▶ **Your goal**
Copy out the entries exactly, from the first line to the last.

[Data extracted from a collection]

▽

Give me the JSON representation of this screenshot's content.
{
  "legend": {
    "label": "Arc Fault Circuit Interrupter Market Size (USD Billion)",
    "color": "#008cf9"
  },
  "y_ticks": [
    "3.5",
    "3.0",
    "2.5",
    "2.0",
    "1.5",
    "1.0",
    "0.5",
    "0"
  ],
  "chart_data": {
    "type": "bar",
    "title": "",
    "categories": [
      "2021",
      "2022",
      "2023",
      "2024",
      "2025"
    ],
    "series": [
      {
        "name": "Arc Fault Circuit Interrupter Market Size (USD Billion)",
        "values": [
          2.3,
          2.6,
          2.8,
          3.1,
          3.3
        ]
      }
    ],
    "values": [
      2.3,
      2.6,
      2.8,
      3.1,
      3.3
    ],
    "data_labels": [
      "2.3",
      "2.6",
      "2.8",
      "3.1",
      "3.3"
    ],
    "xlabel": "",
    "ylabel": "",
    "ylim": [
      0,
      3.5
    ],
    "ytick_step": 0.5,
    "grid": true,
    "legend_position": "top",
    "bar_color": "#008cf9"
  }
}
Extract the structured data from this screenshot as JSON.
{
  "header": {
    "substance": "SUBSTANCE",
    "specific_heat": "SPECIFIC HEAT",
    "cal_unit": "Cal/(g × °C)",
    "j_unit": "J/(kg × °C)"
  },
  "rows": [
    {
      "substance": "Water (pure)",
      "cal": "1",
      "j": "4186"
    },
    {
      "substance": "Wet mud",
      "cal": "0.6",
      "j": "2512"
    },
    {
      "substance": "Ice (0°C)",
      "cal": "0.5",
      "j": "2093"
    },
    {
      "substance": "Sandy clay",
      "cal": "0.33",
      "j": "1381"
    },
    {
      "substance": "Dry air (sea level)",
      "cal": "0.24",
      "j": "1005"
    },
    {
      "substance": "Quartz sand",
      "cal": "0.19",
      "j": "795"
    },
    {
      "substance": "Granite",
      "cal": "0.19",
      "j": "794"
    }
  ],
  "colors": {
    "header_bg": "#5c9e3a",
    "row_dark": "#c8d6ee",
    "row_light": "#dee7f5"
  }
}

△

▶ **Reply**
Give me the JSON representation of this screenshot's content.
{
  "legend": {
    "label": "Arc Fault Circuit Interrupter Market Size (USD Billion)",
    "color": "#008cf9"
  },
  "y_ticks": [
    "3.5",
    "3.0",
    "2.5",
    "2.0",
    "1.5",
    "1.0",
    "0.5",
    "0"
  ],
  "chart_data": {
    "type": "bar",
    "title": "",
    "categories": [
      "2021",
      "2022",
      "2023",
      "2024",
      "2025"
    ],
    "series": [
      {
        "name": "Arc Fault Circuit Interrupter Market Size (USD Billion)",
        "values": [
          2.3,
          2.6,
          2.8,
          3.1,
          3.3
        ]
      }
    ],
    "values": [
      2.3,
      2.6,
      2.8,
      3.1,
      3.3
    ],
    "data_labels": [
      "2.3",
      "2.6",
      "2.8",
      "3.1",
      "3.3"
    ],
    "xlabel": "",
    "ylabel": "",
    "ylim": [
      0,
      3.5
    ],
    "ytick_step": 0.5,
    "grid": true,
    "legend_position": "top",
    "bar_color": "#008cf9"
  }
}
Extract the structured data from this screenshot as JSON.
{
  "header": {
    "substance": "SUBSTANCE",
    "specific_heat": "SPECIFIC HEAT",
    "cal_unit": "Cal/(g × °C)",
    "j_unit": "J/(kg × °C)"
  },
  "rows": [
    {
      "substance": "Water (pure)",
      "cal": "1",
      "j": "4186"
    },
    {
      "substance": "Wet mud",
      "cal": "0.6",
      "j": "2512"
    },
    {
      "substance": "Ice (0°C)",
      "cal": "0.5",
      "j": "2093"
    },
    {
      "substance": "Sandy clay",
      "cal": "0.33",
      "j": "1381"
    },
    {
      "substance": "Dry air (sea level)",
      "cal": "0.24",
      "j": "1005"
    },
    {
      "substance": "Quartz sand",
      "cal": "0.19",
      "j": "795"
    },
    {
      "substance": "Granite",
      "cal": "0.19",
      "j": "794"
    }
  ],
  "colors": {
    "header_bg": "#5c9e3a",
    "row_dark": "#c8d6ee",
    "row_light": "#dee7f5"
  }
}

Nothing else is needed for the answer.